**Problem to work on**
Check each line of the records below and collect those holding "JSON".

**Records**
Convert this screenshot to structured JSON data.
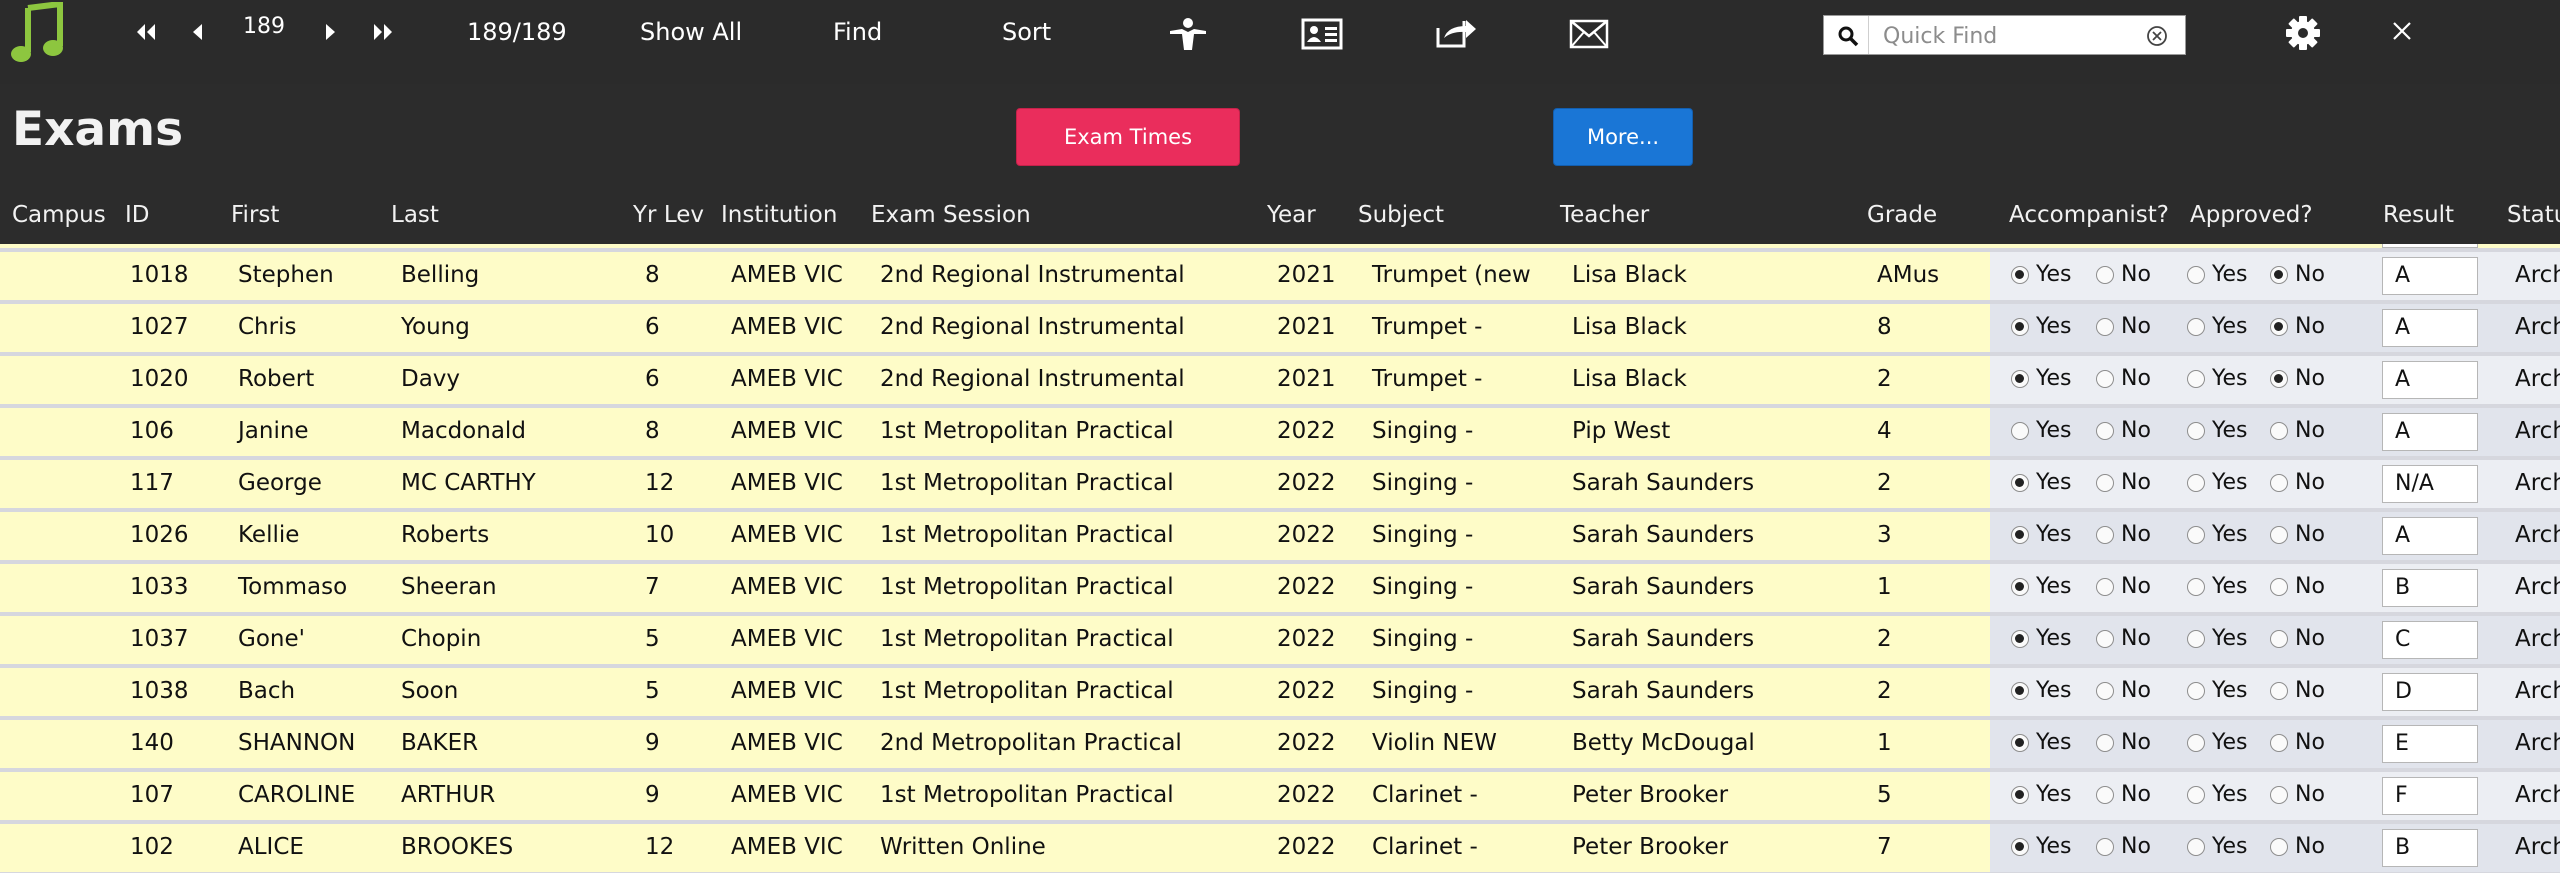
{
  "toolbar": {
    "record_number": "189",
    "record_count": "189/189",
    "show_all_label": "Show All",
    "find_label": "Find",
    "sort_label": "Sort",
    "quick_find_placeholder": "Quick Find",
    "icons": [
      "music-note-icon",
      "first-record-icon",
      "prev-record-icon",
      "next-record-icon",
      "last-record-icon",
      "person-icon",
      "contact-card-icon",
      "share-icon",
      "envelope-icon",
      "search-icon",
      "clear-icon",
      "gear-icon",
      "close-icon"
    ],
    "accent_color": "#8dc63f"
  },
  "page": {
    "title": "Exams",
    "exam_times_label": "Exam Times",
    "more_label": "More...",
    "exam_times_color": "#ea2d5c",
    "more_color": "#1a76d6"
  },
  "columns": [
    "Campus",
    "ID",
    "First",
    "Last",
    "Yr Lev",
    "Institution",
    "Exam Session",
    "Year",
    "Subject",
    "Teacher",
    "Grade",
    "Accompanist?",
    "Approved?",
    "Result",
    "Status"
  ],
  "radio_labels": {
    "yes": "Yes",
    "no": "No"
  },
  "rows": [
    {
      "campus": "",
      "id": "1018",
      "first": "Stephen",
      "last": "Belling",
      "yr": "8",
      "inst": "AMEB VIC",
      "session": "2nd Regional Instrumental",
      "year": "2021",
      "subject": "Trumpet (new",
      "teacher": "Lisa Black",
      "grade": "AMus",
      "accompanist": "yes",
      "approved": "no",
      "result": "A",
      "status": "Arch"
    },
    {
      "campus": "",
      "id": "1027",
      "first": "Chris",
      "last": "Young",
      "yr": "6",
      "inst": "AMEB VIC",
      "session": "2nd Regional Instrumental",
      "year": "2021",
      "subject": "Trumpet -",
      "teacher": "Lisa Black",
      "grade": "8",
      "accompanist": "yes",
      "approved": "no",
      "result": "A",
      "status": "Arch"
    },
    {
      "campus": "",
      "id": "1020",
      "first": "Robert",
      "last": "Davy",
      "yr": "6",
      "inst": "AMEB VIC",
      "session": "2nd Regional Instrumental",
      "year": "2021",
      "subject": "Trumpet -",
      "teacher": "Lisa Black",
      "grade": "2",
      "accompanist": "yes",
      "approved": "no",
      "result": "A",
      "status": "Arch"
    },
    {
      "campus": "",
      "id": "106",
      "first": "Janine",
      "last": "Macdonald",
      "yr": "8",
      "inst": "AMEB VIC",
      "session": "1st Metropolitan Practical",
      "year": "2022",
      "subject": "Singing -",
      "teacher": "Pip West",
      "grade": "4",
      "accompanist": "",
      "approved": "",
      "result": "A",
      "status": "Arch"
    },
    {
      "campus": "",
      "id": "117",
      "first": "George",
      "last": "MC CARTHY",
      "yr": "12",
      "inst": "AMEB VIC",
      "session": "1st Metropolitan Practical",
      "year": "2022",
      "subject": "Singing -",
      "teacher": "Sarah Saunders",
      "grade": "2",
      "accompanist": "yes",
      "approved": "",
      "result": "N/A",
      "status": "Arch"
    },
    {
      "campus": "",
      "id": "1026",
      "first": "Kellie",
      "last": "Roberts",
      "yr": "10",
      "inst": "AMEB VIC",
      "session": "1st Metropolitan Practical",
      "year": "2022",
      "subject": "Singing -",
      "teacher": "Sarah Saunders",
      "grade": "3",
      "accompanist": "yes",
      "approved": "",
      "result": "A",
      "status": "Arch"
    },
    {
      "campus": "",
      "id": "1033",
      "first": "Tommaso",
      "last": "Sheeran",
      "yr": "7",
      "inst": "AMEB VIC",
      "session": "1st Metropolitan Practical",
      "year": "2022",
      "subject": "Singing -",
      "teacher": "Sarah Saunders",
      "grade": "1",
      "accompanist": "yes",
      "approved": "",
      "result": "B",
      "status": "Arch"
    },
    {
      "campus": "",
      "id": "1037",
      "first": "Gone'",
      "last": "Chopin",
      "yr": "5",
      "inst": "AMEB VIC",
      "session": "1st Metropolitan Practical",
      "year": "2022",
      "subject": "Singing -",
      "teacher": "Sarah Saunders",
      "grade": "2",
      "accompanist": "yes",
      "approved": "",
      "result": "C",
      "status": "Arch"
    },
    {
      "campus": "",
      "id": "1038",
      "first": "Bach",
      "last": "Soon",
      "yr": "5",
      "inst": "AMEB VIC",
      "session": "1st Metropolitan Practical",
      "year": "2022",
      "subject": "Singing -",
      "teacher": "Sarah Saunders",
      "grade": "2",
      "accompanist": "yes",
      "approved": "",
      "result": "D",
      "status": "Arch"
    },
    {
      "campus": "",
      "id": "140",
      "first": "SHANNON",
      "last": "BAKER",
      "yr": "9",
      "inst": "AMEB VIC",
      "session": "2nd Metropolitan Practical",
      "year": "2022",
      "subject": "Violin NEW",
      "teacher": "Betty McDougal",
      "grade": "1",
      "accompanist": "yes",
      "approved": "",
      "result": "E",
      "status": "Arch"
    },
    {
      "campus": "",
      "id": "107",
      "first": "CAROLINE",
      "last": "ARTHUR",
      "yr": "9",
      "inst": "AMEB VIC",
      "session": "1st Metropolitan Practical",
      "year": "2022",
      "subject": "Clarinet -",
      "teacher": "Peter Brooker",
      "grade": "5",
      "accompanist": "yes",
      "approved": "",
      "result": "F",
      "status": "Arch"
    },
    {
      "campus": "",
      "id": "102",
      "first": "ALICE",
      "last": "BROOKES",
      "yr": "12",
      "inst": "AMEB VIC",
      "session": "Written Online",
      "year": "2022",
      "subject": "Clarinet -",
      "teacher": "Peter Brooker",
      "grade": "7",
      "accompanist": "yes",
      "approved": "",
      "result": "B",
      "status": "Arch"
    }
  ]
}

==

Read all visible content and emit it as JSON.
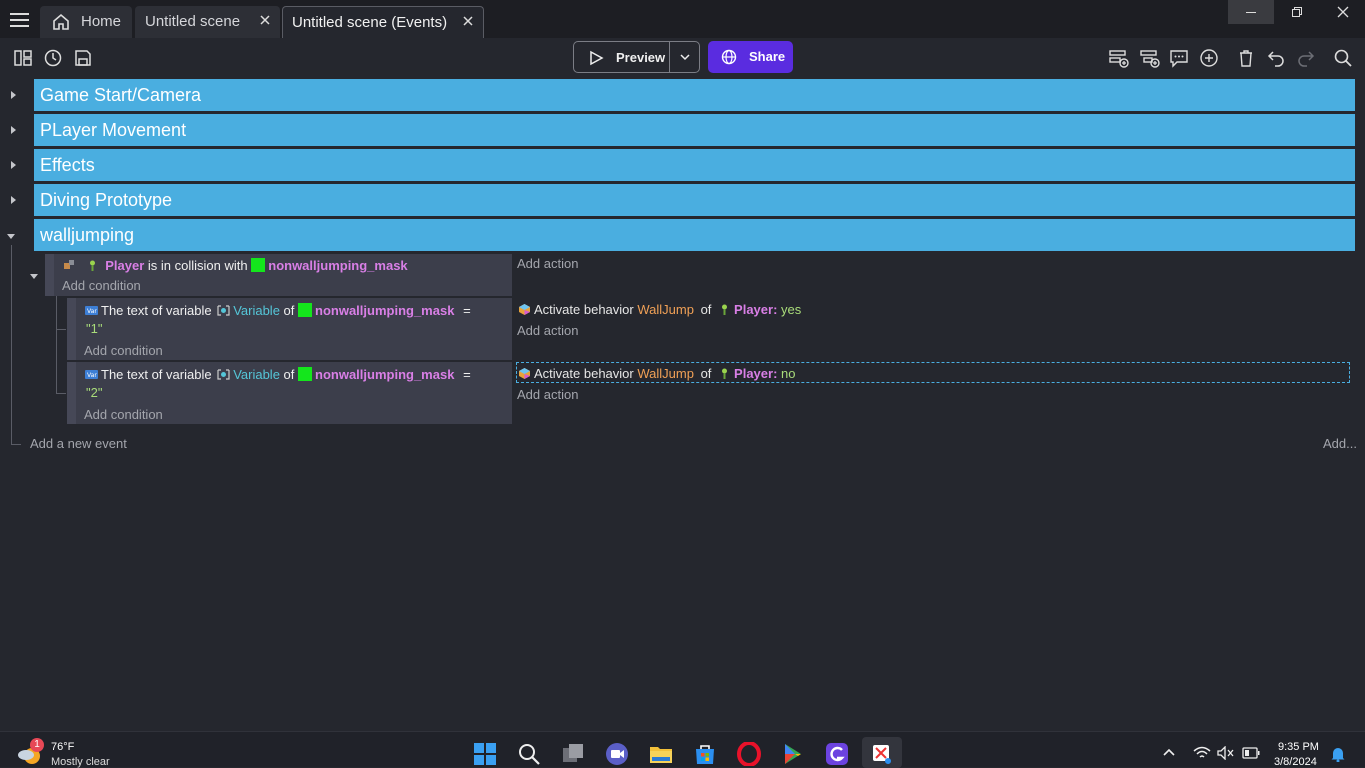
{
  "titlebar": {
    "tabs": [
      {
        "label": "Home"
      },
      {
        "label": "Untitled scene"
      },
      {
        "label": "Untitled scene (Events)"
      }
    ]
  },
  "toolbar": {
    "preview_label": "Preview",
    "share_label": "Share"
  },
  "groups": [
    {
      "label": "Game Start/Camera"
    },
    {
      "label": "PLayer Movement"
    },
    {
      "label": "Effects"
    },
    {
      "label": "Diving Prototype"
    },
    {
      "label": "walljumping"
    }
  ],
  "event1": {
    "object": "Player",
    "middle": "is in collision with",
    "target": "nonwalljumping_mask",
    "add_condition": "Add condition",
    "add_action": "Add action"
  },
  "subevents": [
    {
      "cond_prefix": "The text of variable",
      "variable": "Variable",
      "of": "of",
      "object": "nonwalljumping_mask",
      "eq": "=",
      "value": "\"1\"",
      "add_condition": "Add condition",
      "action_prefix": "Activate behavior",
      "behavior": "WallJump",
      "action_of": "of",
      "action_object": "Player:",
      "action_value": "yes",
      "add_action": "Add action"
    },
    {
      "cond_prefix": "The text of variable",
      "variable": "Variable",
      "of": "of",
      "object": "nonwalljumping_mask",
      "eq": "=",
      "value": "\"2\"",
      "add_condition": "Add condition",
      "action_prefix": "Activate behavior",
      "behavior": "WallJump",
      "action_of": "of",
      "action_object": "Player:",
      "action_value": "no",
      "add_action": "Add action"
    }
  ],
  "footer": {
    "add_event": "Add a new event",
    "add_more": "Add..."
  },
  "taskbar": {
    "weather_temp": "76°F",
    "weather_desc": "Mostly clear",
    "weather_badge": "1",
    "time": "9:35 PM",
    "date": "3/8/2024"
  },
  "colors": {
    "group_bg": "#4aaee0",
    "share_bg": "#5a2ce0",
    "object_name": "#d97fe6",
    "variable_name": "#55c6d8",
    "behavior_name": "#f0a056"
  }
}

...

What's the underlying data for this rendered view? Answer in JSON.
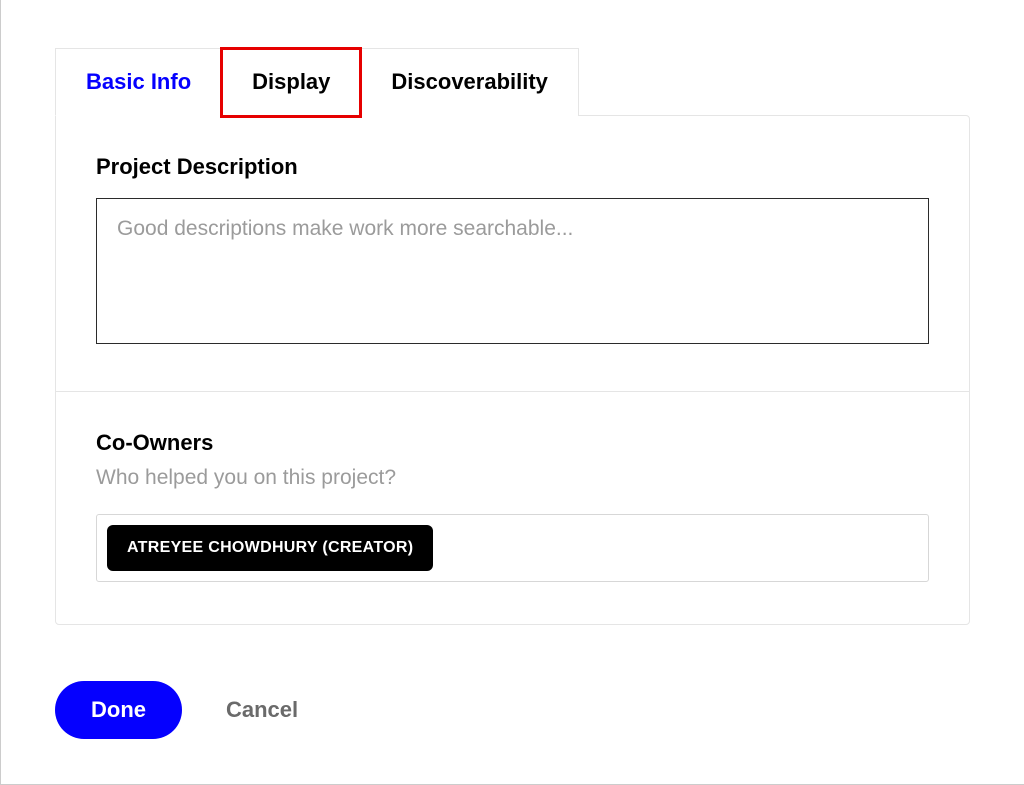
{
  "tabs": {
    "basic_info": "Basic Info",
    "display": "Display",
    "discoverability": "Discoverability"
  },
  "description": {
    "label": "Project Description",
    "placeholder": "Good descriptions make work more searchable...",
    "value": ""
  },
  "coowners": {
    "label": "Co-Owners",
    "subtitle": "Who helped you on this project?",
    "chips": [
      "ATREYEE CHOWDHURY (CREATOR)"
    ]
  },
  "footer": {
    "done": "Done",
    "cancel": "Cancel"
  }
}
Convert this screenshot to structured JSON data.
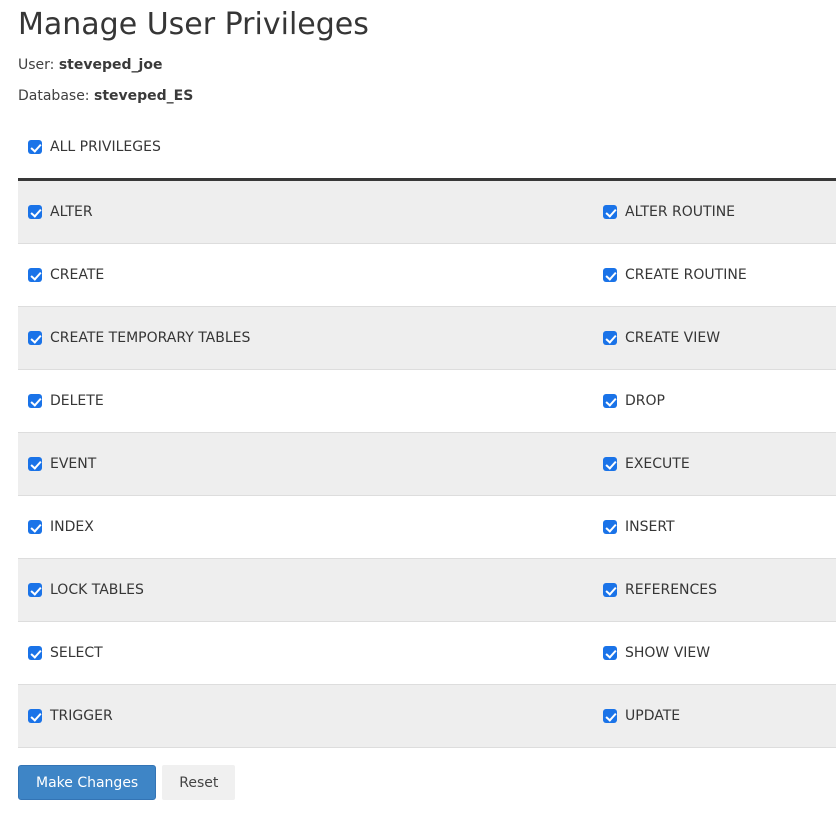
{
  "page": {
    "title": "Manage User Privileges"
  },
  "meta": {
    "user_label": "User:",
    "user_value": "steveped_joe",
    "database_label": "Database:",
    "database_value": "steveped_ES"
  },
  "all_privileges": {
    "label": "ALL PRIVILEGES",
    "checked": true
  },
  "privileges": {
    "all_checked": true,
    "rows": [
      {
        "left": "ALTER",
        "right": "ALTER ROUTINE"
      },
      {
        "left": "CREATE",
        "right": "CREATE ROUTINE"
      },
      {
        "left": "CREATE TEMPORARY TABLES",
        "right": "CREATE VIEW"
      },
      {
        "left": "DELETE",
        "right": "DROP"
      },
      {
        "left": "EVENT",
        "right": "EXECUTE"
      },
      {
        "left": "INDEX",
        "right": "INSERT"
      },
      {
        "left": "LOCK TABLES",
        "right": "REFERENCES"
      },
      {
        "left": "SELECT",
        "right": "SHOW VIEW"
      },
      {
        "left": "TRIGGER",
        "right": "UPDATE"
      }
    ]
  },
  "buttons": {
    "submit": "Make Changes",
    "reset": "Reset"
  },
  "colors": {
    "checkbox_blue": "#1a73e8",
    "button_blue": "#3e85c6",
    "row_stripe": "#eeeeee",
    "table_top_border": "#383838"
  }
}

**Full response**
Convert this screenshot to structured JSON data.
Read all visible content and emit it as JSON.
What's the underlying data for this rendered view? Answer in JSON.
Convert this screenshot to structured JSON data.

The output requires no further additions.